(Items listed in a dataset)
>> Start

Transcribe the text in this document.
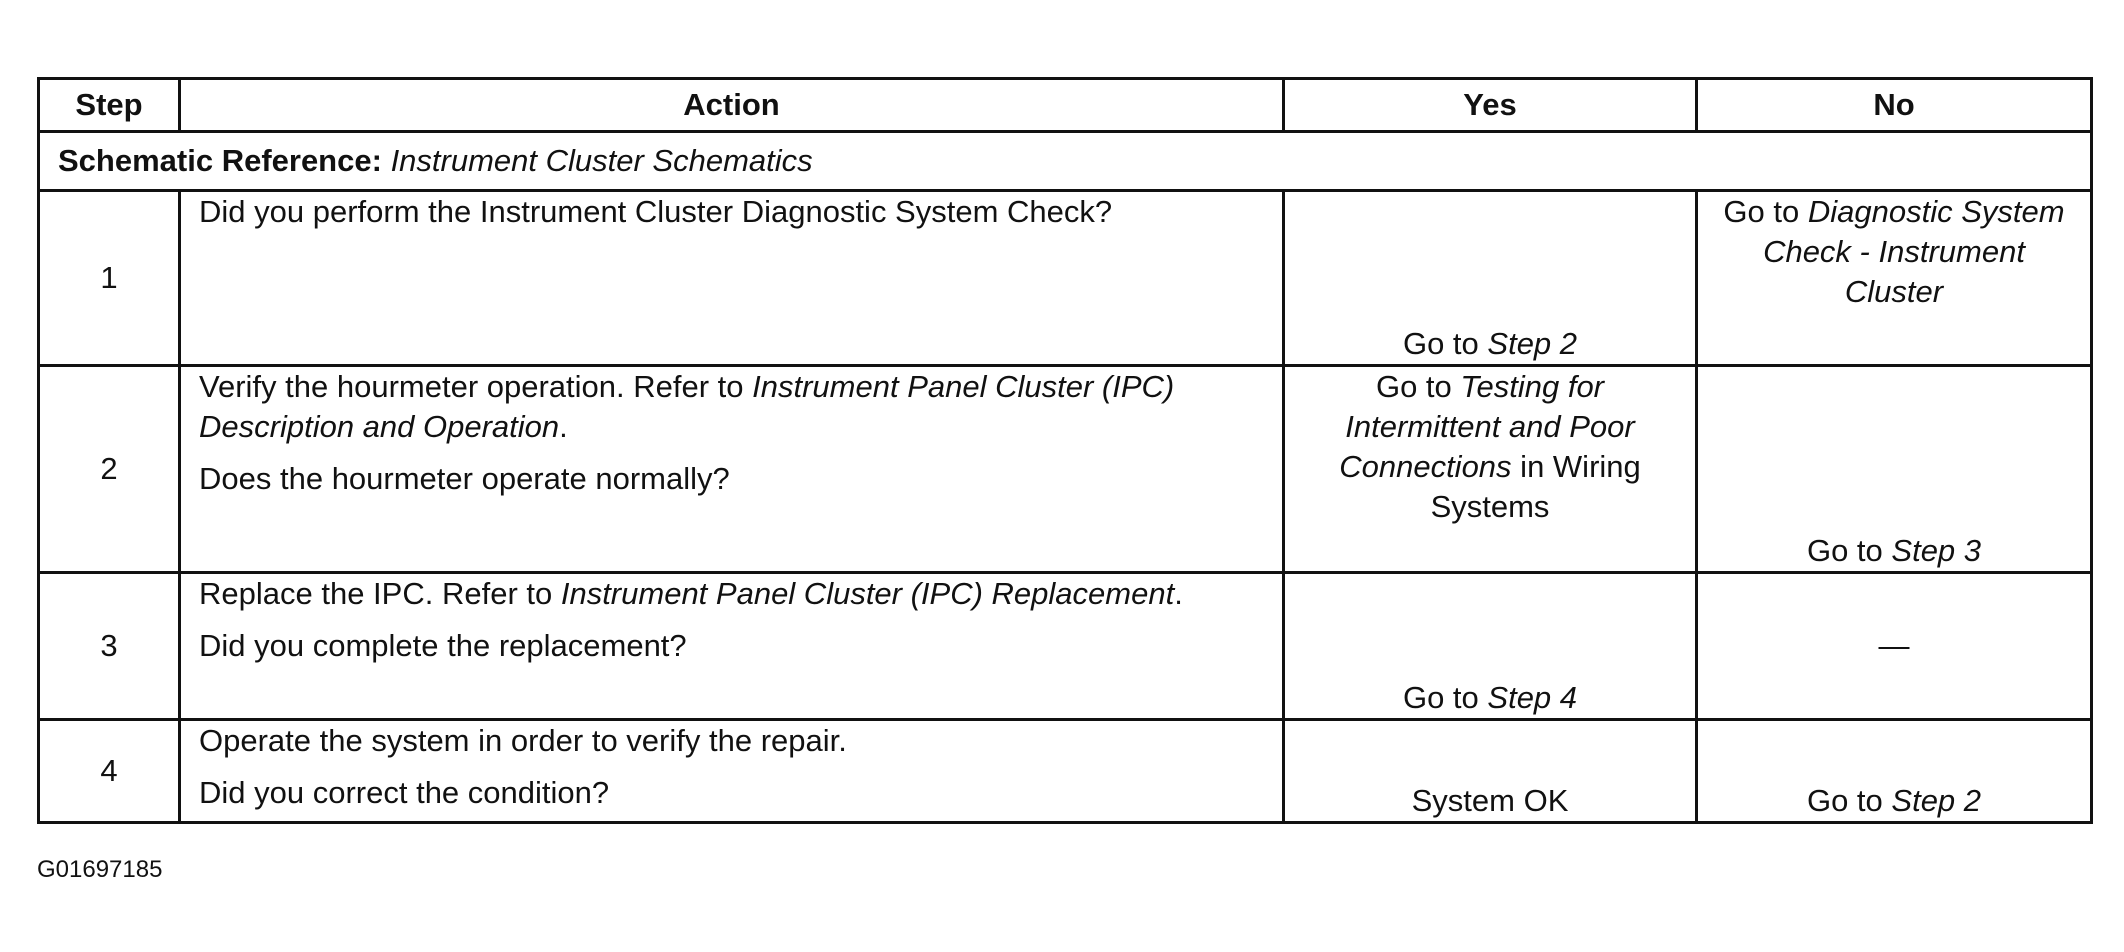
Step	Action	Yes	No
Schematic Reference: Instrument Cluster Schematics			
1	Did you perform the Instrument Cluster Diagnostic System Check?	Go to Step 2	Go to Diagnostic System Check - Instrument Cluster
2	Verify the hourmeter operation. Refer to Instrument Panel Cluster (IPC) Description and Operation.

Does the hourmeter operate normally?	Go to Testing for Intermittent and Poor Connections in Wiring Systems	Go to Step 3
3	Replace the IPC. Refer to Instrument Panel Cluster (IPC) Replacement.

Did you complete the replacement?	Go to Step 4	—
4	Operate the system in order to verify the repair.

Did you correct the condition?	System OK	Go to Step 2
G01697185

>> End

WORK REQUIRED: Every line of the material is to be quoted exactly, with no pictures carried over.

PROBLEM SOLUTION:
Transcribe the text in this document.
Step	Action	Yes	No
Schematic Reference: Instrument Cluster Schematics			
1	Did you perform the Instrument Cluster Diagnostic System Check?	Go to Step 2	Go to Diagnostic System Check - Instrument Cluster
2	Verify the hourmeter operation. Refer to Instrument Panel Cluster (IPC) Description and Operation.

Does the hourmeter operate normally?	Go to Testing for Intermittent and Poor Connections in Wiring Systems	Go to Step 3
3	Replace the IPC. Refer to Instrument Panel Cluster (IPC) Replacement.

Did you complete the replacement?	Go to Step 4	—
4	Operate the system in order to verify the repair.

Did you correct the condition?	System OK	Go to Step 2
G01697185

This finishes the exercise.